What this task involves » Skip the pictures. Transcribe the rest of the data below without changing a word.

* * *

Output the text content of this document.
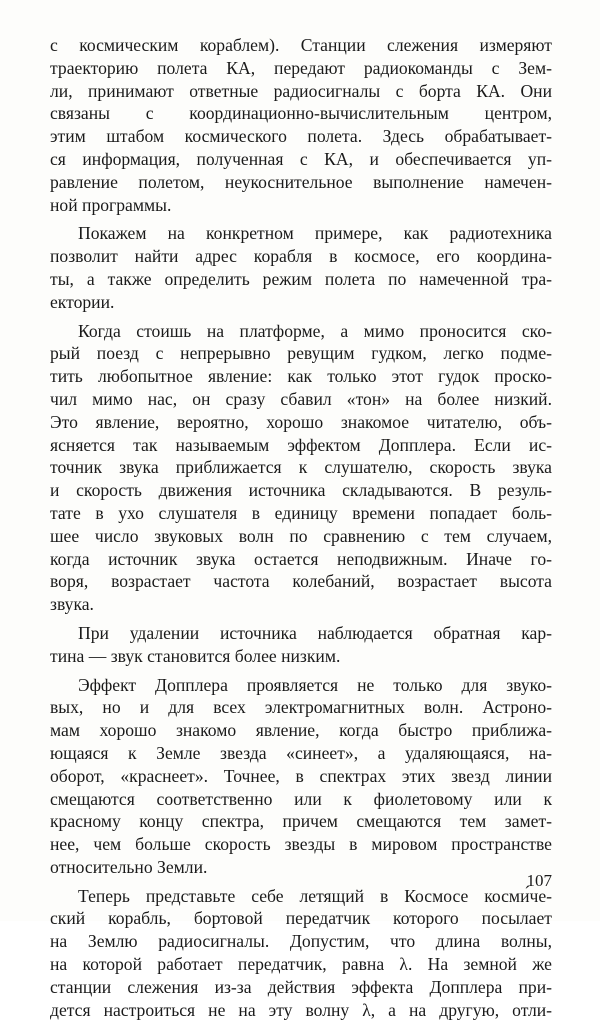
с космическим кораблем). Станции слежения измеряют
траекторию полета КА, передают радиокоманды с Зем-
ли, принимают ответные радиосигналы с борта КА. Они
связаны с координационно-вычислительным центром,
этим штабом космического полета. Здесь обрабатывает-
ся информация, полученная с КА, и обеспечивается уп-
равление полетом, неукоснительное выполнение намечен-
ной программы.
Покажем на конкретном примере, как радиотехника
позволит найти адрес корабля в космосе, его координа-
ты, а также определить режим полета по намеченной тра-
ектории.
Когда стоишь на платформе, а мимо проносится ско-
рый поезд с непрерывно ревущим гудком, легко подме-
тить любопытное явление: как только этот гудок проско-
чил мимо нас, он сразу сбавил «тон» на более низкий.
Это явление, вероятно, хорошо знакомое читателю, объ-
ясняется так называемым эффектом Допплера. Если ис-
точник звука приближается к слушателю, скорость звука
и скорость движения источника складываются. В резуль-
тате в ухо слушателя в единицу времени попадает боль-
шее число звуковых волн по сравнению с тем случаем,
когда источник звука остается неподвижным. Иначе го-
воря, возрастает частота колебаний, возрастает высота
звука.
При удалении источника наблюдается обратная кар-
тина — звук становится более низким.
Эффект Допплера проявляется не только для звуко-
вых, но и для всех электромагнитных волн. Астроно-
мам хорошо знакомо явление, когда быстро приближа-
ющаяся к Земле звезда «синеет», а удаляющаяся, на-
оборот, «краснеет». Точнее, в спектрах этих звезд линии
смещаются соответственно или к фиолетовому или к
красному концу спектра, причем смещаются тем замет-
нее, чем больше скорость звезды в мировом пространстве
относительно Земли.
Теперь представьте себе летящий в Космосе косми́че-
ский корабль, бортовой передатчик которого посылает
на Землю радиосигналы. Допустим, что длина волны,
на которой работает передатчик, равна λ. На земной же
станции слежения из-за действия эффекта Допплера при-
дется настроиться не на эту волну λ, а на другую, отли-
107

* * *

Full output »
Output the text content of this document.
с космическим кораблем). Станции слежения измеряют
траекторию полета КА, передают радиокоманды с Зем-
ли, принимают ответные радиосигналы с борта КА. Они
связаны с координационно-вычислительным центром,
этим штабом космического полета. Здесь обрабатывает-
ся информация, полученная с КА, и обеспечивается уп-
равление полетом, неукоснительное выполнение намечен-
ной программы.
Покажем на конкретном примере, как радиотехника
позволит найти адрес корабля в космосе, его координа-
ты, а также определить режим полета по намеченной тра-
ектории.
Когда стоишь на платформе, а мимо проносится ско-
рый поезд с непрерывно ревущим гудком, легко подме-
тить любопытное явление: как только этот гудок проско-
чил мимо нас, он сразу сбавил «тон» на более низкий.
Это явление, вероятно, хорошо знакомое читателю, объ-
ясняется так называемым эффектом Допплера. Если ис-
точник звука приближается к слушателю, скорость звука
и скорость движения источника складываются. В резуль-
тате в ухо слушателя в единицу времени попадает боль-
шее число звуковых волн по сравнению с тем случаем,
когда источник звука остается неподвижным. Иначе го-
воря, возрастает частота колебаний, возрастает высота
звука.
При удалении источника наблюдается обратная кар-
тина — звук становится более низким.
Эффект Допплера проявляется не только для звуко-
вых, но и для всех электромагнитных волн. Астроно-
мам хорошо знакомо явление, когда быстро приближа-
ющаяся к Земле звезда «синеет», а удаляющаяся, на-
оборот, «краснеет». Точнее, в спектрах этих звезд линии
смещаются соответственно или к фиолетовому или к
красному концу спектра, причем смещаются тем замет-
нее, чем больше скорость звезды в мировом пространстве
относительно Земли.
Теперь представьте себе летящий в Космосе косми́че-
ский корабль, бортовой передатчик которого посылает
на Землю радиосигналы. Допустим, что длина волны,
на которой работает передатчик, равна λ. На земной же
станции слежения из-за действия эффекта Допплера при-
дется настроиться не на эту волну λ, а на другую, отли-
107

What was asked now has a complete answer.